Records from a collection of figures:
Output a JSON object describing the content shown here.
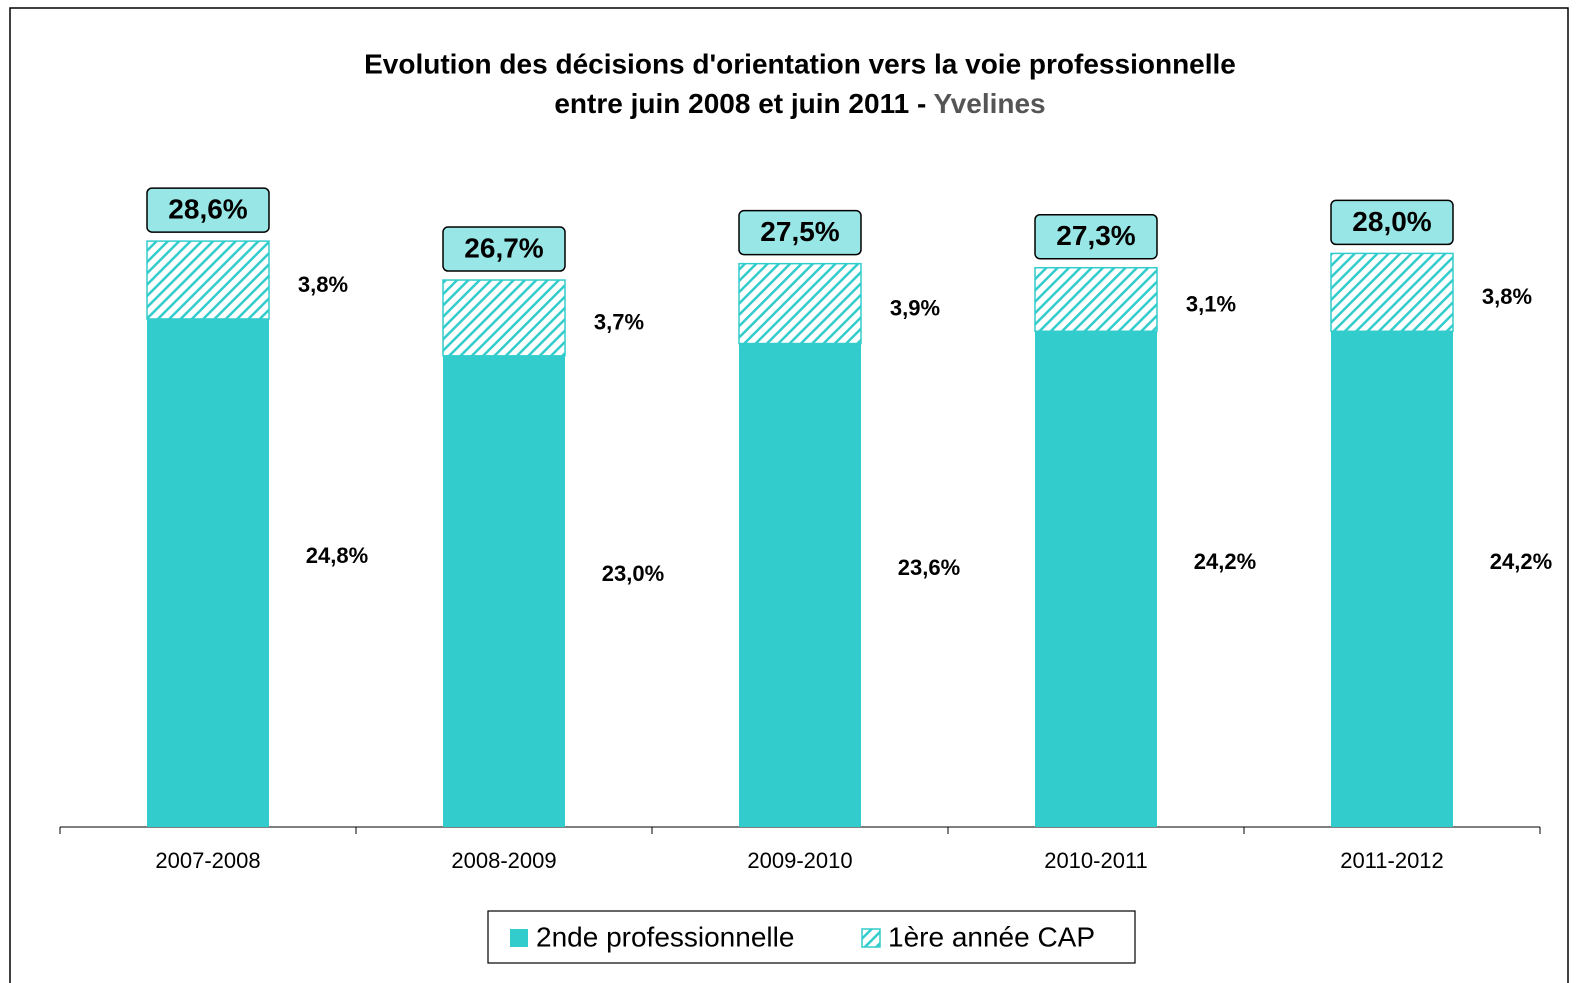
{
  "chart_data": {
    "type": "stacked_bar",
    "title": "Evolution des décisions d'orientation vers la voie professionnelle",
    "subtitle": "entre juin 2008 et juin 2011 - ",
    "subtitle_highlight": "Yvelines",
    "categories": [
      "2007-2008",
      "2008-2009",
      "2009-2010",
      "2010-2011",
      "2011-2012"
    ],
    "series": [
      {
        "name": "2nde professionnelle",
        "color": "#33cccc",
        "hatch": false,
        "values": [
          24.8,
          23.0,
          23.6,
          24.2,
          24.2
        ],
        "value_labels": [
          "24,8%",
          "23,0%",
          "23,6%",
          "24,2%",
          "24,2%"
        ]
      },
      {
        "name": "1ère année CAP",
        "color": "#33cccc",
        "hatch": true,
        "values": [
          3.8,
          3.7,
          3.9,
          3.1,
          3.8
        ],
        "value_labels": [
          "3,8%",
          "3,7%",
          "3,9%",
          "3,1%",
          "3,8%"
        ]
      }
    ],
    "total_labels": [
      "28,6%",
      "26,7%",
      "27,5%",
      "27,3%",
      "28,0%"
    ],
    "total_box_color": "#99e6e6",
    "ylim": [
      0,
      35
    ],
    "legend": "bottom"
  }
}
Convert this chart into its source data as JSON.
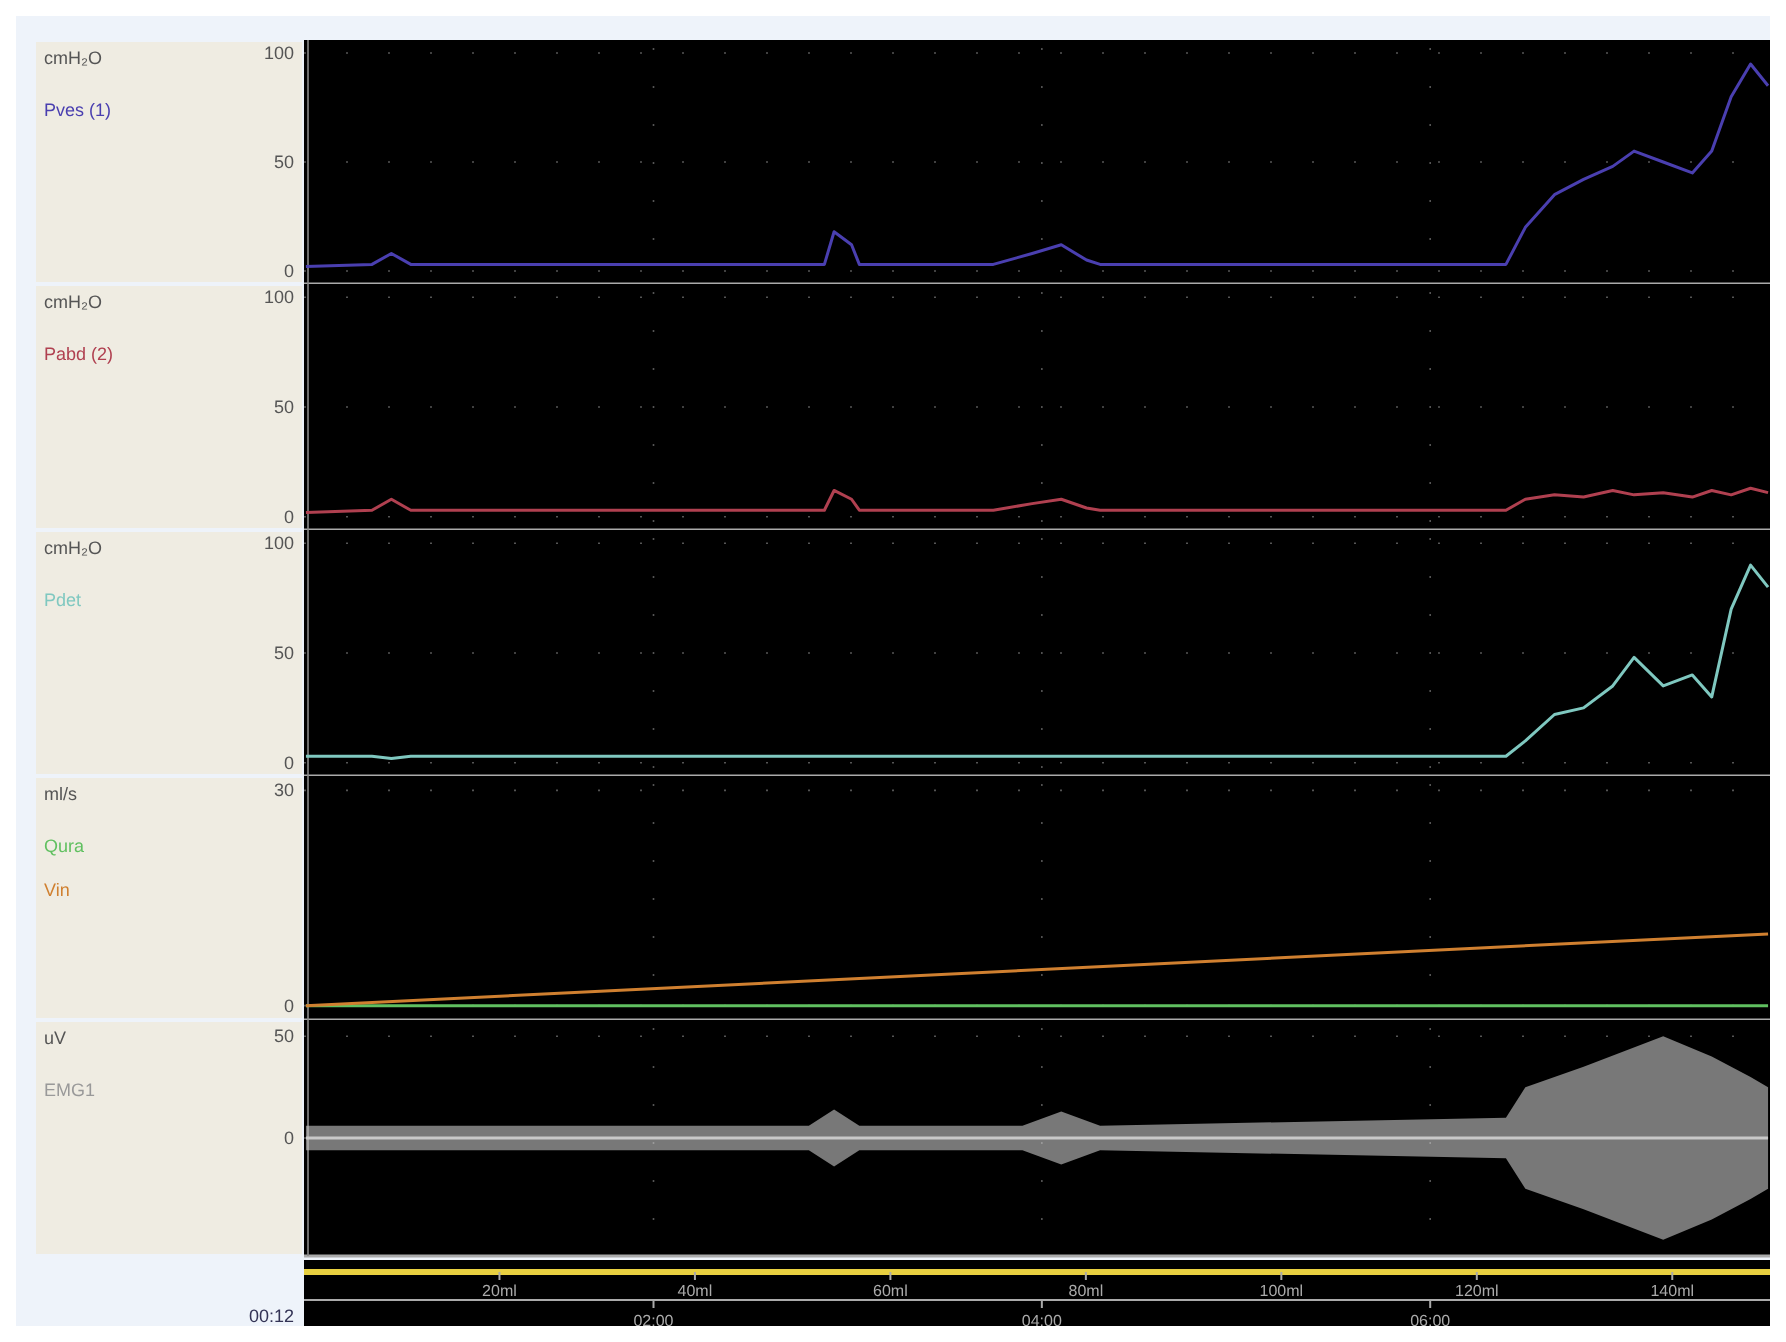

WORK REQUIRED | Output the lines above in full and exactly as given, omitting any pictures.

SOLVED PROBLEM |
Output a JSON object describing the content shown here.
{
  "chart_data": {
    "type": "stacked_bar",
    "title": "Evolution des décisions d'orientation vers la voie professionnelle",
    "subtitle": "entre juin 2008 et juin 2011 - ",
    "subtitle_highlight": "Yvelines",
    "categories": [
      "2007-2008",
      "2008-2009",
      "2009-2010",
      "2010-2011",
      "2011-2012"
    ],
    "series": [
      {
        "name": "2nde professionnelle",
        "color": "#33cccc",
        "hatch": false,
        "values": [
          24.8,
          23.0,
          23.6,
          24.2,
          24.2
        ],
        "value_labels": [
          "24,8%",
          "23,0%",
          "23,6%",
          "24,2%",
          "24,2%"
        ]
      },
      {
        "name": "1ère année CAP",
        "color": "#33cccc",
        "hatch": true,
        "values": [
          3.8,
          3.7,
          3.9,
          3.1,
          3.8
        ],
        "value_labels": [
          "3,8%",
          "3,7%",
          "3,9%",
          "3,1%",
          "3,8%"
        ]
      }
    ],
    "total_labels": [
      "28,6%",
      "26,7%",
      "27,5%",
      "27,3%",
      "28,0%"
    ],
    "total_box_color": "#99e6e6",
    "ylim": [
      0,
      35
    ],
    "legend": "bottom"
  }
}
Convert this chart into its source data as JSON.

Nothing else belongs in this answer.